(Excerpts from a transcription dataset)
——

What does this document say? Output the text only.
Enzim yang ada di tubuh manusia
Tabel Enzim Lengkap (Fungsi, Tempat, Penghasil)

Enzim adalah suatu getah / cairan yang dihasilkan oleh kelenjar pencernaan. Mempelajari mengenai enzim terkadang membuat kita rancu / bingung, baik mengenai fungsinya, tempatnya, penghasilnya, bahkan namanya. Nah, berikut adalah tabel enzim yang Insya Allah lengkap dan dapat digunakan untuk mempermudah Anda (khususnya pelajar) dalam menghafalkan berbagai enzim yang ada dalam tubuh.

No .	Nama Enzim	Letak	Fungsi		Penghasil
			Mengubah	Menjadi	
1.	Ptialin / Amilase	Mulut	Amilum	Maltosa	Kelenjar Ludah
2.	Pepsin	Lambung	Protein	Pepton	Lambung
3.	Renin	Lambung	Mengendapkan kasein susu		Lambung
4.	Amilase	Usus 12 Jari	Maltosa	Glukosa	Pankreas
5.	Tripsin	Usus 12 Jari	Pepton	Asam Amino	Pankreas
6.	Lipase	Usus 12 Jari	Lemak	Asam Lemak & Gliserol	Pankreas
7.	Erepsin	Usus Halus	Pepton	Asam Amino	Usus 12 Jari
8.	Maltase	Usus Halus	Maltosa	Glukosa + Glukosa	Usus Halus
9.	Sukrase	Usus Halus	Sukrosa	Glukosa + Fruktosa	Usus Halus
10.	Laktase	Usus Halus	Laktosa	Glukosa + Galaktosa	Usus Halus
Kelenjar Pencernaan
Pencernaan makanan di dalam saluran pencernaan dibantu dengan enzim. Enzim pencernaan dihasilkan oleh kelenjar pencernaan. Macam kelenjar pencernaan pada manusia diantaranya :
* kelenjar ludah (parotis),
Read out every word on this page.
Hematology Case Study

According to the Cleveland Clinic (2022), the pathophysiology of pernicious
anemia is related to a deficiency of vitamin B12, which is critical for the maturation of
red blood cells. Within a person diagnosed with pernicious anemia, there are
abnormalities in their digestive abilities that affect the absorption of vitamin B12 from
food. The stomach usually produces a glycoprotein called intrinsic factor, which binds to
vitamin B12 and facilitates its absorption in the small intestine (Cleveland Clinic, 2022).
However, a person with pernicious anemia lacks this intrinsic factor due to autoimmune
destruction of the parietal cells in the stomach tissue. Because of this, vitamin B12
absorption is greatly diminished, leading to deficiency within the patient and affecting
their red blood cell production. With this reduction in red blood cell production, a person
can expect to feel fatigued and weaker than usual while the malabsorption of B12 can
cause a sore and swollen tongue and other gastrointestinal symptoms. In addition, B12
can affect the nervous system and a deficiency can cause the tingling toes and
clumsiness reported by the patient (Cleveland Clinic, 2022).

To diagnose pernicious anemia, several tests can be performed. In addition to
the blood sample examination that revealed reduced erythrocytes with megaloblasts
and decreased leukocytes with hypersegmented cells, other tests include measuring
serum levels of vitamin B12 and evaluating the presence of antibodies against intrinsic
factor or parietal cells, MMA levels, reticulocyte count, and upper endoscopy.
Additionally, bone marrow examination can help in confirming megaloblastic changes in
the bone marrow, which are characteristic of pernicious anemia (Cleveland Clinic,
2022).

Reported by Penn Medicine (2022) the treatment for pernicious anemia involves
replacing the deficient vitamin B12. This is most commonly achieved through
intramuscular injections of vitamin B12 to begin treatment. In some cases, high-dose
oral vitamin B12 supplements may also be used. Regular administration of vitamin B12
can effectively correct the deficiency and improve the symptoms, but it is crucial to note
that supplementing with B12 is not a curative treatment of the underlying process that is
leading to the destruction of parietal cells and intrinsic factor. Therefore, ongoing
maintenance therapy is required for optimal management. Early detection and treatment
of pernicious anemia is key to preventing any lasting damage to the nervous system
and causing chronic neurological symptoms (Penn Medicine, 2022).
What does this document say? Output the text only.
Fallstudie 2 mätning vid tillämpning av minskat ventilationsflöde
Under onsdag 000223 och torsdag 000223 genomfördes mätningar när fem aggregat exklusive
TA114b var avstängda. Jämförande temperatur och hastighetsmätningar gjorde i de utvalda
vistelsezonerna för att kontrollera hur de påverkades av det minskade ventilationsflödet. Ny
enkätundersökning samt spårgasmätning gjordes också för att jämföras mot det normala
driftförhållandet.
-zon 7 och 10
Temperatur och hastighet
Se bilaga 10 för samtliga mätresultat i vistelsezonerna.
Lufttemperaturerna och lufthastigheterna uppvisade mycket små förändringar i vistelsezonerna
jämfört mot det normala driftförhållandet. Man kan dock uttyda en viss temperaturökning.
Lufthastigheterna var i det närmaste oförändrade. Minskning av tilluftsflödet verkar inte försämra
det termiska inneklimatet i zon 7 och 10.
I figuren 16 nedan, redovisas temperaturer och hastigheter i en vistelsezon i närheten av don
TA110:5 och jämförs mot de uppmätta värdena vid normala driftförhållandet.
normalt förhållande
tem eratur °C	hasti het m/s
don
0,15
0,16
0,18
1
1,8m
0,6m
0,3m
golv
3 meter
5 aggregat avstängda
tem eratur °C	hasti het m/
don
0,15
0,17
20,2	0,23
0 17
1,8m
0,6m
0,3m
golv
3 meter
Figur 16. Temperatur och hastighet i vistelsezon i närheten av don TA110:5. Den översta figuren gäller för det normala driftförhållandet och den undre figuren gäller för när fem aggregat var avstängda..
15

——

ABOUT THIS EXERCISE:
Every entry is to be repeated precisely as it stands.

TASK RESULT:
What does this document say? Output the text only.
Enzim yang ada di tubuh manusia
Tabel Enzim Lengkap (Fungsi, Tempat, Penghasil)

Enzim adalah suatu getah / cairan yang dihasilkan oleh kelenjar pencernaan. Mempelajari mengenai enzim terkadang membuat kita rancu / bingung, baik mengenai fungsinya, tempatnya, penghasilnya, bahkan namanya. Nah, berikut adalah tabel enzim yang Insya Allah lengkap dan dapat digunakan untuk mempermudah Anda (khususnya pelajar) dalam menghafalkan berbagai enzim yang ada dalam tubuh.

No .	Nama Enzim	Letak	Fungsi		Penghasil
			Mengubah	Menjadi	
1.	Ptialin / Amilase	Mulut	Amilum	Maltosa	Kelenjar Ludah
2.	Pepsin	Lambung	Protein	Pepton	Lambung
3.	Renin	Lambung	Mengendapkan kasein susu		Lambung
4.	Amilase	Usus 12 Jari	Maltosa	Glukosa	Pankreas
5.	Tripsin	Usus 12 Jari	Pepton	Asam Amino	Pankreas
6.	Lipase	Usus 12 Jari	Lemak	Asam Lemak & Gliserol	Pankreas
7.	Erepsin	Usus Halus	Pepton	Asam Amino	Usus 12 Jari
8.	Maltase	Usus Halus	Maltosa	Glukosa + Glukosa	Usus Halus
9.	Sukrase	Usus Halus	Sukrosa	Glukosa + Fruktosa	Usus Halus
10.	Laktase	Usus Halus	Laktosa	Glukosa + Galaktosa	Usus Halus
Kelenjar Pencernaan
Pencernaan makanan di dalam saluran pencernaan dibantu dengan enzim. Enzim pencernaan dihasilkan oleh kelenjar pencernaan. Macam kelenjar pencernaan pada manusia diantaranya :
* kelenjar ludah (parotis),
Read out every word on this page.
Hematology Case Study

According to the Cleveland Clinic (2022), the pathophysiology of pernicious
anemia is related to a deficiency of vitamin B12, which is critical for the maturation of
red blood cells. Within a person diagnosed with pernicious anemia, there are
abnormalities in their digestive abilities that affect the absorption of vitamin B12 from
food. The stomach usually produces a glycoprotein called intrinsic factor, which binds to
vitamin B12 and facilitates its absorption in the small intestine (Cleveland Clinic, 2022).
However, a person with pernicious anemia lacks this intrinsic factor due to autoimmune
destruction of the parietal cells in the stomach tissue. Because of this, vitamin B12
absorption is greatly diminished, leading to deficiency within the patient and affecting
their red blood cell production. With this reduction in red blood cell production, a person
can expect to feel fatigued and weaker than usual while the malabsorption of B12 can
cause a sore and swollen tongue and other gastrointestinal symptoms. In addition, B12
can affect the nervous system and a deficiency can cause the tingling toes and
clumsiness reported by the patient (Cleveland Clinic, 2022).

To diagnose pernicious anemia, several tests can be performed. In addition to
the blood sample examination that revealed reduced erythrocytes with megaloblasts
and decreased leukocytes with hypersegmented cells, other tests include measuring
serum levels of vitamin B12 and evaluating the presence of antibodies against intrinsic
factor or parietal cells, MMA levels, reticulocyte count, and upper endoscopy.
Additionally, bone marrow examination can help in confirming megaloblastic changes in
the bone marrow, which are characteristic of pernicious anemia (Cleveland Clinic,
2022).

Reported by Penn Medicine (2022) the treatment for pernicious anemia involves
replacing the deficient vitamin B12. This is most commonly achieved through
intramuscular injections of vitamin B12 to begin treatment. In some cases, high-dose
oral vitamin B12 supplements may also be used. Regular administration of vitamin B12
can effectively correct the deficiency and improve the symptoms, but it is crucial to note
that supplementing with B12 is not a curative treatment of the underlying process that is
leading to the destruction of parietal cells and intrinsic factor. Therefore, ongoing
maintenance therapy is required for optimal management. Early detection and treatment
of pernicious anemia is key to preventing any lasting damage to the nervous system
and causing chronic neurological symptoms (Penn Medicine, 2022).
What does this document say? Output the text only.
Fallstudie 2 mätning vid tillämpning av minskat ventilationsflöde
Under onsdag 000223 och torsdag 000223 genomfördes mätningar när fem aggregat exklusive
TA114b var avstängda. Jämförande temperatur och hastighetsmätningar gjorde i de utvalda
vistelsezonerna för att kontrollera hur de påverkades av det minskade ventilationsflödet. Ny
enkätundersökning samt spårgasmätning gjordes också för att jämföras mot det normala
driftförhållandet.
-zon 7 och 10
Temperatur och hastighet
Se bilaga 10 för samtliga mätresultat i vistelsezonerna.
Lufttemperaturerna och lufthastigheterna uppvisade mycket små förändringar i vistelsezonerna
jämfört mot det normala driftförhållandet. Man kan dock uttyda en viss temperaturökning.
Lufthastigheterna var i det närmaste oförändrade. Minskning av tilluftsflödet verkar inte försämra
det termiska inneklimatet i zon 7 och 10.
I figuren 16 nedan, redovisas temperaturer och hastigheter i en vistelsezon i närheten av don
TA110:5 och jämförs mot de uppmätta värdena vid normala driftförhållandet.
normalt förhållande
tem eratur °C	hasti het m/s
don
0,15
0,16
0,18
1
1,8m
0,6m
0,3m
golv
3 meter
5 aggregat avstängda
tem eratur °C	hasti het m/
don
0,15
0,17
20,2	0,23
0 17
1,8m
0,6m
0,3m
golv
3 meter
Figur 16. Temperatur och hastighet i vistelsezon i närheten av don TA110:5. Den översta figuren gäller för det normala driftförhållandet och den undre figuren gäller för när fem aggregat var avstängda..
15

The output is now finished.